* TASK TO COMPLETE *
Return every line below in which "蜡烛半径l" appears.

(Dataset entries on figures)

--- Start ---

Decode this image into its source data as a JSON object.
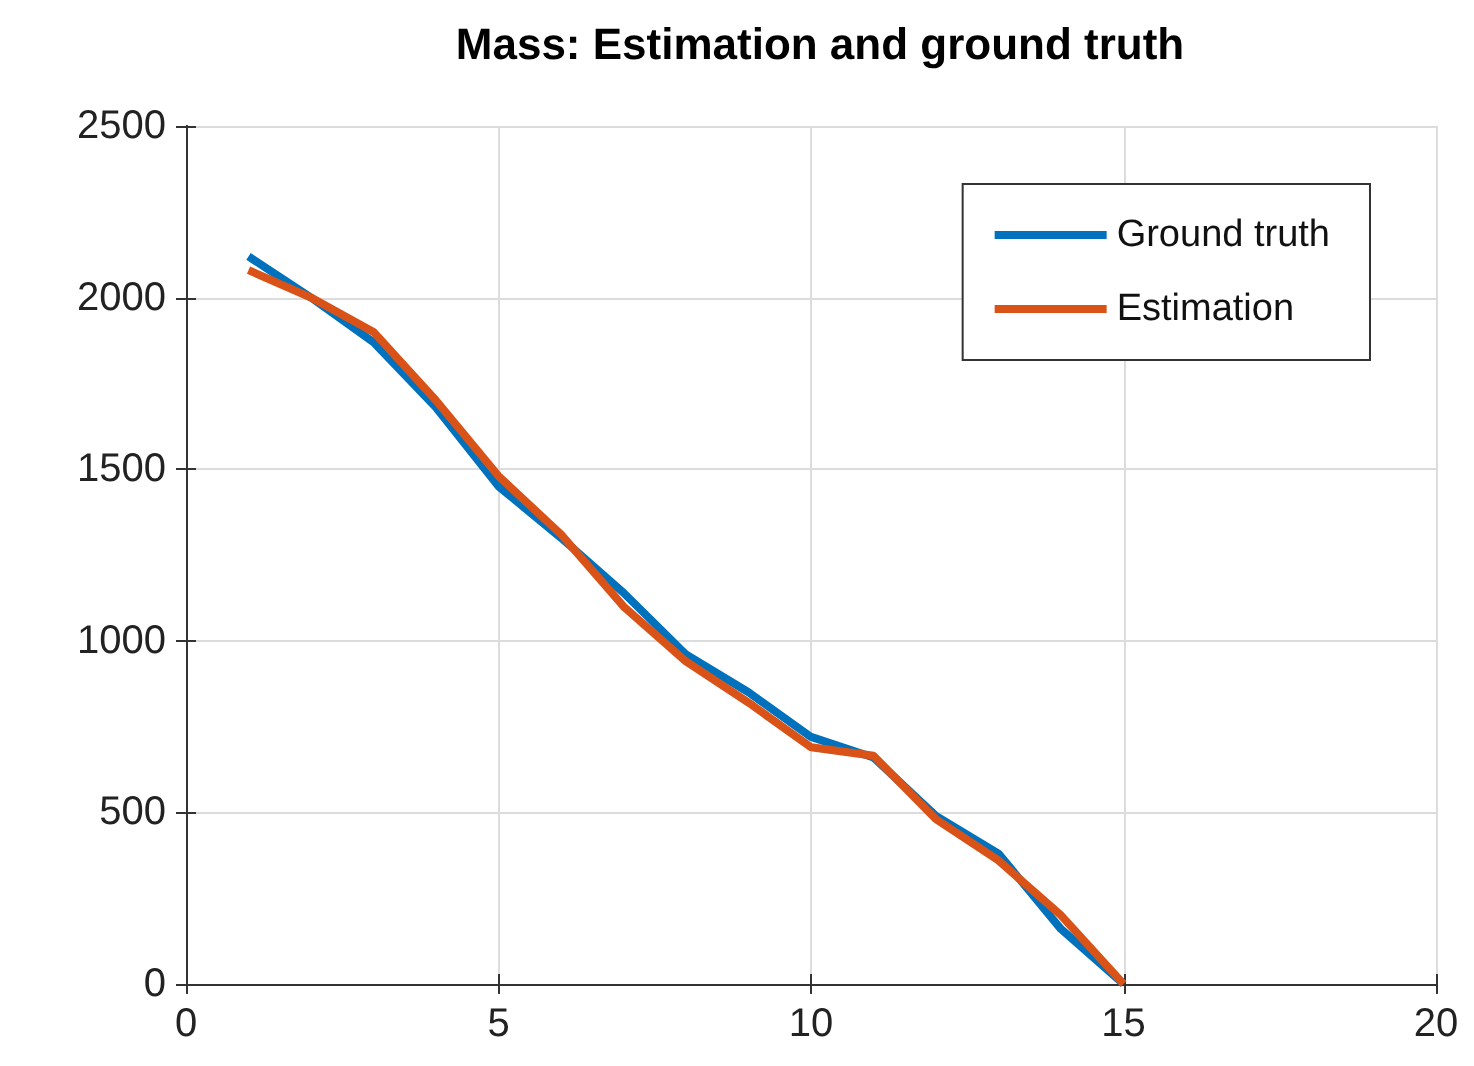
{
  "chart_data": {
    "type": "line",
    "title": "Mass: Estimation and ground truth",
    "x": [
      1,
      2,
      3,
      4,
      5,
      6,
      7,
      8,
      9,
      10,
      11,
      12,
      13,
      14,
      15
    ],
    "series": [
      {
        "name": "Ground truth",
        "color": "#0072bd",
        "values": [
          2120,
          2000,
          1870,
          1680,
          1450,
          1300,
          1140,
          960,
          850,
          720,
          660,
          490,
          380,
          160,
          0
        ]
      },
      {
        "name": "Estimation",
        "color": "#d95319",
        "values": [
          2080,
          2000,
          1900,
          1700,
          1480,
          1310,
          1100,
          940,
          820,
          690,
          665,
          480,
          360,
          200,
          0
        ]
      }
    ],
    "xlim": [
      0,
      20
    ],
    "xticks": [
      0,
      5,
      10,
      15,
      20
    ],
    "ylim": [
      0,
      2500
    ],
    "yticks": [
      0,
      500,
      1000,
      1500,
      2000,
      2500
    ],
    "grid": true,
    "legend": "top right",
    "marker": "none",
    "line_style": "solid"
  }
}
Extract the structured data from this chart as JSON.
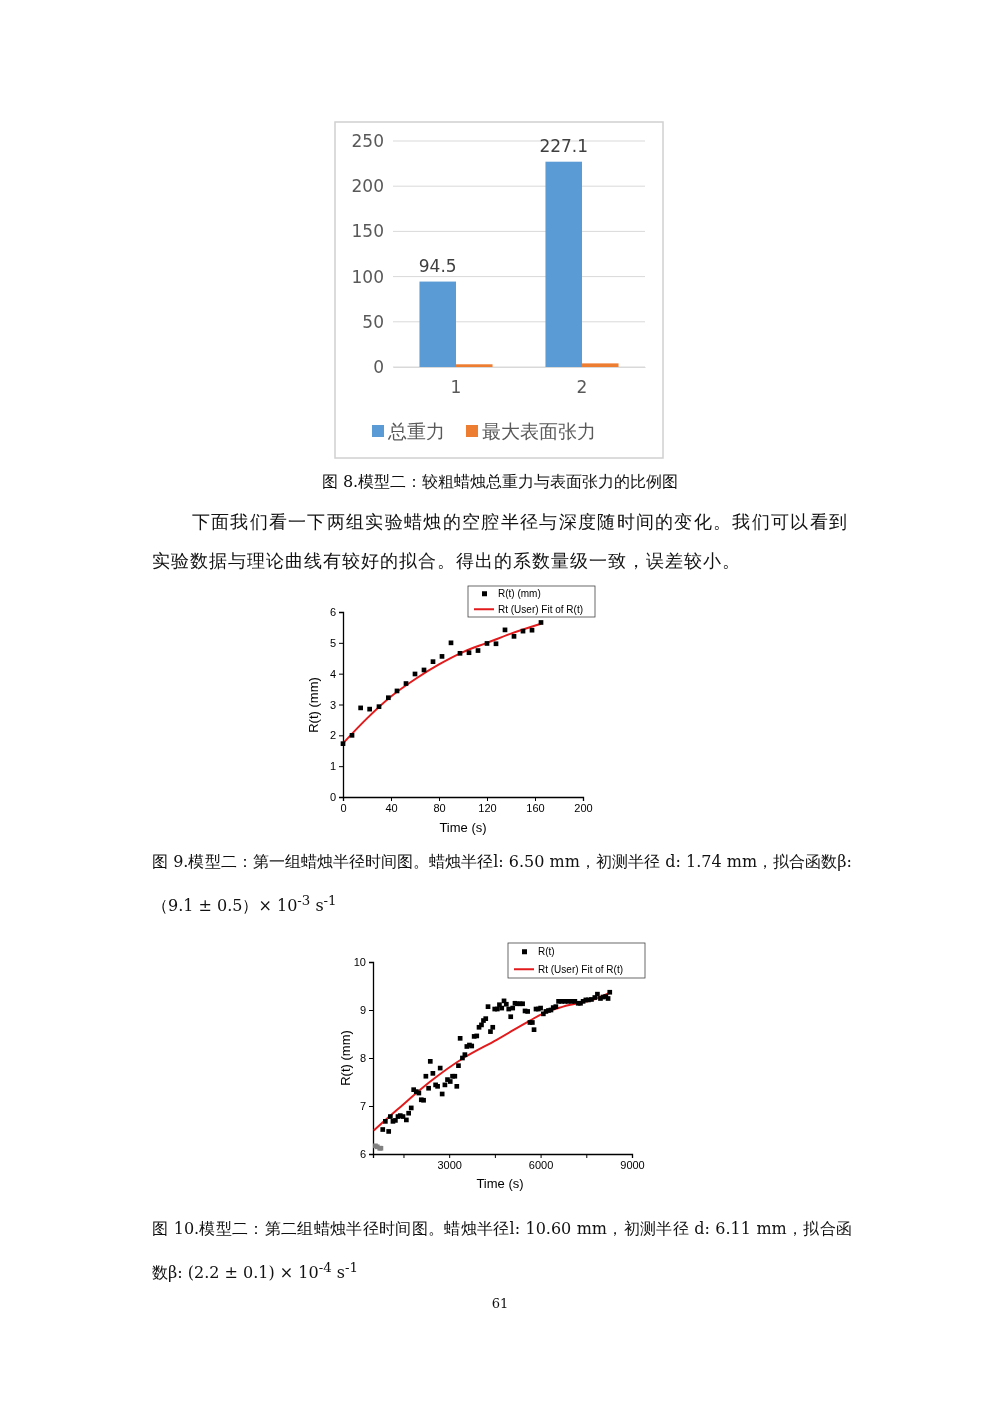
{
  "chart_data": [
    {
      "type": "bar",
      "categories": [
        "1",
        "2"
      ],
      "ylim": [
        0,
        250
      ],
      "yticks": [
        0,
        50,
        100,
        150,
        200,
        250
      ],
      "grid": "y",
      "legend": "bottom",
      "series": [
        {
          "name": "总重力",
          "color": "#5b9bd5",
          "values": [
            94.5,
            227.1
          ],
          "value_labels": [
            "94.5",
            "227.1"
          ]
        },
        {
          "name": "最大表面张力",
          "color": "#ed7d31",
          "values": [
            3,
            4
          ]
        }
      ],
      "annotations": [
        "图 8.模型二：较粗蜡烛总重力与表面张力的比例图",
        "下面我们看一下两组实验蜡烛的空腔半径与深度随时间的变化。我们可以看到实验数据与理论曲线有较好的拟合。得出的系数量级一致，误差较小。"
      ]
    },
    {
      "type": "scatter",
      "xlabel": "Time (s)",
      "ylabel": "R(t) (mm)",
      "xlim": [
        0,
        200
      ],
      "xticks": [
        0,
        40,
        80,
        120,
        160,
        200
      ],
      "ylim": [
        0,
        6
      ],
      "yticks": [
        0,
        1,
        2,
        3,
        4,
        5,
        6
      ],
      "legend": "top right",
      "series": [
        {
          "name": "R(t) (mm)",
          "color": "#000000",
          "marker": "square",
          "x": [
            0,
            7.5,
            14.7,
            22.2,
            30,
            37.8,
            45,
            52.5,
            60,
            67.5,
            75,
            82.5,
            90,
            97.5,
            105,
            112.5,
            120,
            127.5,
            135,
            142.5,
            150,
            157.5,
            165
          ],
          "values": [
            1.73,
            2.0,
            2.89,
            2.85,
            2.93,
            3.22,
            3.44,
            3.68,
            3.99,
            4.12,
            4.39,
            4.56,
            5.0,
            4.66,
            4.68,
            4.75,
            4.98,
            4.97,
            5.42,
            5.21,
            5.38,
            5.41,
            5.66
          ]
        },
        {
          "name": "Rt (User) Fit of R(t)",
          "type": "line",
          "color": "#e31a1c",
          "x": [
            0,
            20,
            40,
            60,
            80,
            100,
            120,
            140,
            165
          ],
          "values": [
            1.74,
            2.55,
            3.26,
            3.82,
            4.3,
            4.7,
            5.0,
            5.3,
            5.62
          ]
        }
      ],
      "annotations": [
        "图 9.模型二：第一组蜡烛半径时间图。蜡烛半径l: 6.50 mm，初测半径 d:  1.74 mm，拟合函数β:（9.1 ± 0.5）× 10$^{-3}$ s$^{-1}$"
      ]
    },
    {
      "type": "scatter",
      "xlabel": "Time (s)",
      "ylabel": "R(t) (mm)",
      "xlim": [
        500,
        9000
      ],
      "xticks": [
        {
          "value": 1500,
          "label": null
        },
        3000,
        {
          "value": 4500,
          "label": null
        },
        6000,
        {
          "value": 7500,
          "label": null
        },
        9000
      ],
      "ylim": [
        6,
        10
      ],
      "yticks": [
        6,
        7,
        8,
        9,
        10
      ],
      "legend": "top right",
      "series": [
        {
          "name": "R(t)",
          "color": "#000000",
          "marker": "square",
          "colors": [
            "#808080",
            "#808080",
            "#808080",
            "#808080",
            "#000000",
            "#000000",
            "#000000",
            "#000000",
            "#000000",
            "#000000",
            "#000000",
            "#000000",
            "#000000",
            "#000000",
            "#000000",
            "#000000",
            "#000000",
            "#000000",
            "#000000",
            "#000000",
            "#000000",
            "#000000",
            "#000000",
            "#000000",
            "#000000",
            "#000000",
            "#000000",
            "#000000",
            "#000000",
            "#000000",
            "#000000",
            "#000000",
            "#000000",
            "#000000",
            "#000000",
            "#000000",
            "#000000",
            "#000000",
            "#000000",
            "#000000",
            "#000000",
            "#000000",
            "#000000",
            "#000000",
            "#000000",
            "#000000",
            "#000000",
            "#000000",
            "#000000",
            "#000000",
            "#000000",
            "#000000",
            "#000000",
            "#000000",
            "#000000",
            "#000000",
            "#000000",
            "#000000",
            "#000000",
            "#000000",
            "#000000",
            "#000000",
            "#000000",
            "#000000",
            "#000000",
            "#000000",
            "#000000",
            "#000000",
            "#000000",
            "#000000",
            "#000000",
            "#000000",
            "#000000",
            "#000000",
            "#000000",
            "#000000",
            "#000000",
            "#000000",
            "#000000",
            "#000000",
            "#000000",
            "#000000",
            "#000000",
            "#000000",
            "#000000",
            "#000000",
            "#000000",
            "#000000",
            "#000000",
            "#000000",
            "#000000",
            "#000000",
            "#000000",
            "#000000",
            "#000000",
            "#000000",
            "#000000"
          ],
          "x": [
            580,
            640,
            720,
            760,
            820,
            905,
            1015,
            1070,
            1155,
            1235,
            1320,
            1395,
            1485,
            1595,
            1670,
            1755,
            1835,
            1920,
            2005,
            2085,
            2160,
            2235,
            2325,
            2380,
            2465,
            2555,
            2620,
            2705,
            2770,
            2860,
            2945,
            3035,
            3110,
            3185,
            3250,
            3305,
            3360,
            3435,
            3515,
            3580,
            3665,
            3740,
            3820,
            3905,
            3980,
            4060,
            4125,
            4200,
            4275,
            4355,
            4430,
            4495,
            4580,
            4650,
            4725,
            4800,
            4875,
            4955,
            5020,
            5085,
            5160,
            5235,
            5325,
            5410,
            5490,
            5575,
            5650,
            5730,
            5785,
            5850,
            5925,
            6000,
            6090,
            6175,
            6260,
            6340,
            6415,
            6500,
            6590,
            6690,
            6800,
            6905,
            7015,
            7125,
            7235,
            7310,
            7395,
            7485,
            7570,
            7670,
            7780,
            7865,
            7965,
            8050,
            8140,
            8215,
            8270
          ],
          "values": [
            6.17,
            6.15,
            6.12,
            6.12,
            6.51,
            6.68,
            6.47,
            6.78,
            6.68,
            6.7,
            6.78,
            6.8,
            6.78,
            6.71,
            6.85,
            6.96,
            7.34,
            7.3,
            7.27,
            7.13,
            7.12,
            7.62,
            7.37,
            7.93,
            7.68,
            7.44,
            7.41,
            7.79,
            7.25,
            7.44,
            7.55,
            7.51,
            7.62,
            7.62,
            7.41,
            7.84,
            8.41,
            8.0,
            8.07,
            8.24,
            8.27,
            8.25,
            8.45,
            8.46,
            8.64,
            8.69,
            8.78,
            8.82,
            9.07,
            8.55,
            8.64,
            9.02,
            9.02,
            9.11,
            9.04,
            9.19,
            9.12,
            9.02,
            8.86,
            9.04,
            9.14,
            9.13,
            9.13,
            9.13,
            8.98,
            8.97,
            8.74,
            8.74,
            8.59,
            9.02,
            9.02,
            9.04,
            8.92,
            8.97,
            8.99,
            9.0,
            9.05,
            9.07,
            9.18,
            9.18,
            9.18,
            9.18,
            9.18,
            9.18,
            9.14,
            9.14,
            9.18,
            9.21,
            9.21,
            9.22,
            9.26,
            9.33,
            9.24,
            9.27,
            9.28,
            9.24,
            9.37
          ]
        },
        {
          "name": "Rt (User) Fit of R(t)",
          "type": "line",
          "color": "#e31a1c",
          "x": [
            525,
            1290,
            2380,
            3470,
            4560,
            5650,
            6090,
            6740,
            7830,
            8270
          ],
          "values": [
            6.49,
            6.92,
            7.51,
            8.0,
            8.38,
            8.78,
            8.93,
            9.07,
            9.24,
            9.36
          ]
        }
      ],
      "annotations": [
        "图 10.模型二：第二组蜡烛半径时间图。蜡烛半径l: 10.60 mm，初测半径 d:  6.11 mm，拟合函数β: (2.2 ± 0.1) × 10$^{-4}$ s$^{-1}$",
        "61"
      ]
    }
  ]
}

--- End ---

* RESULT BELOW *
        "图 9.模型二：第一组蜡烛半径时间图。蜡烛半径l: 6.50 mm，初测半径 d:  1.74 mm，拟合函数β:（9.1 ± 0.5）× 10$^{-3}$ s$^{-1}$"
        "图 10.模型二：第二组蜡烛半径时间图。蜡烛半径l: 10.60 mm，初测半径 d:  6.11 mm，拟合函数β: (2.2 ± 0.1) × 10$^{-4}$ s$^{-1}$",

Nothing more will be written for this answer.